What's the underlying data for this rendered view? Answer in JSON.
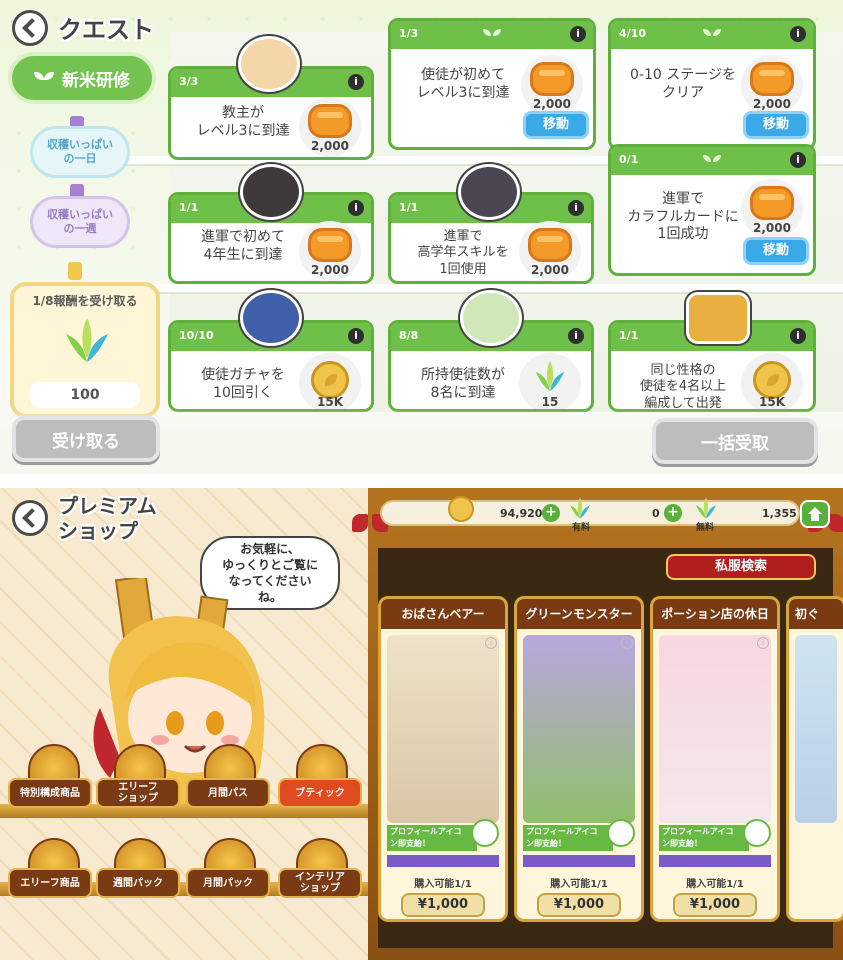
{
  "quest": {
    "title": "クエスト",
    "category_main": "新米研修",
    "chips": [
      "収穫いっぱい\nの一日",
      "収穫いっぱい\nの一週"
    ],
    "reward_label": "1/8報酬を受け取る",
    "reward_amount": "100",
    "receive_button": "受け取る",
    "bulk_receive_button": "一括受取",
    "go_label": "移動",
    "cards": [
      {
        "progress": "3/3",
        "text": "教主が\nレベル3に到達",
        "amount": "2,000"
      },
      {
        "progress": "1/3",
        "text": "使徒が初めて\nレベル3に到達",
        "amount": "2,000"
      },
      {
        "progress": "4/10",
        "text": "0-10 ステージを\nクリア",
        "amount": "2,000"
      },
      {
        "progress": "1/1",
        "text": "進軍で初めて\n4年生に到達",
        "amount": "2,000"
      },
      {
        "progress": "1/1",
        "text": "進軍で\n高学年スキルを\n1回使用",
        "amount": "2,000"
      },
      {
        "progress": "0/1",
        "text": "進軍で\nカラフルカードに\n1回成功",
        "amount": "2,000"
      },
      {
        "progress": "10/10",
        "text": "使徒ガチャを\n10回引く",
        "amount": "15K"
      },
      {
        "progress": "8/8",
        "text": "所持使徒数が\n8名に到達",
        "amount": "15"
      },
      {
        "progress": "1/1",
        "text": "同じ性格の\n使徒を4名以上\n編成して出発",
        "amount": "15K"
      }
    ]
  },
  "shop": {
    "title": "プレミアム\nショップ",
    "bubble": "お気軽に、\nゆっくりとご覧に\nなってください\nね。",
    "currency_gold": "94,920",
    "currency_paid": "0",
    "currency_paid_label": "有料",
    "currency_free": "1,355",
    "currency_free_label": "無料",
    "search_tab": "私服検索",
    "buttons": [
      "特別構成商品",
      "エリーフ\nショップ",
      "月間パス",
      "ブティック",
      "エリーフ商品",
      "週間パック",
      "月間パック",
      "インテリア\nショップ"
    ],
    "products": [
      {
        "title": "おばさんベアー",
        "tag": "プロフィールアイコ\nン即支給！",
        "limit": "購入可能1/1",
        "price": "¥1,000"
      },
      {
        "title": "グリーンモンスター",
        "tag": "プロフィールアイコ\nン即支給！",
        "limit": "購入可能1/1",
        "price": "¥1,000"
      },
      {
        "title": "ポーション店の休日",
        "tag": "プロフィールアイコ\nン即支給！",
        "limit": "購入可能1/1",
        "price": "¥1,000"
      },
      {
        "title": "初ぐ"
      }
    ]
  }
}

▸ **WHAT YOU SHOULD DO**: Except for the pictures, print the data above exactly.

▸ **EXERCISE RESPONSE**:
What's the underlying data for this rendered view? Answer in JSON.
{
  "quest": {
    "title": "クエスト",
    "category_main": "新米研修",
    "chips": [
      "収穫いっぱい\nの一日",
      "収穫いっぱい\nの一週"
    ],
    "reward_label": "1/8報酬を受け取る",
    "reward_amount": "100",
    "receive_button": "受け取る",
    "bulk_receive_button": "一括受取",
    "go_label": "移動",
    "cards": [
      {
        "progress": "3/3",
        "text": "教主が\nレベル3に到達",
        "amount": "2,000"
      },
      {
        "progress": "1/3",
        "text": "使徒が初めて\nレベル3に到達",
        "amount": "2,000"
      },
      {
        "progress": "4/10",
        "text": "0-10 ステージを\nクリア",
        "amount": "2,000"
      },
      {
        "progress": "1/1",
        "text": "進軍で初めて\n4年生に到達",
        "amount": "2,000"
      },
      {
        "progress": "1/1",
        "text": "進軍で\n高学年スキルを\n1回使用",
        "amount": "2,000"
      },
      {
        "progress": "0/1",
        "text": "進軍で\nカラフルカードに\n1回成功",
        "amount": "2,000"
      },
      {
        "progress": "10/10",
        "text": "使徒ガチャを\n10回引く",
        "amount": "15K"
      },
      {
        "progress": "8/8",
        "text": "所持使徒数が\n8名に到達",
        "amount": "15"
      },
      {
        "progress": "1/1",
        "text": "同じ性格の\n使徒を4名以上\n編成して出発",
        "amount": "15K"
      }
    ]
  },
  "shop": {
    "title": "プレミアム\nショップ",
    "bubble": "お気軽に、\nゆっくりとご覧に\nなってください\nね。",
    "currency_gold": "94,920",
    "currency_paid": "0",
    "currency_paid_label": "有料",
    "currency_free": "1,355",
    "currency_free_label": "無料",
    "search_tab": "私服検索",
    "buttons": [
      "特別構成商品",
      "エリーフ\nショップ",
      "月間パス",
      "ブティック",
      "エリーフ商品",
      "週間パック",
      "月間パック",
      "インテリア\nショップ"
    ],
    "products": [
      {
        "title": "おばさんベアー",
        "tag": "プロフィールアイコ\nン即支給！",
        "limit": "購入可能1/1",
        "price": "¥1,000"
      },
      {
        "title": "グリーンモンスター",
        "tag": "プロフィールアイコ\nン即支給！",
        "limit": "購入可能1/1",
        "price": "¥1,000"
      },
      {
        "title": "ポーション店の休日",
        "tag": "プロフィールアイコ\nン即支給！",
        "limit": "購入可能1/1",
        "price": "¥1,000"
      },
      {
        "title": "初ぐ"
      }
    ]
  }
}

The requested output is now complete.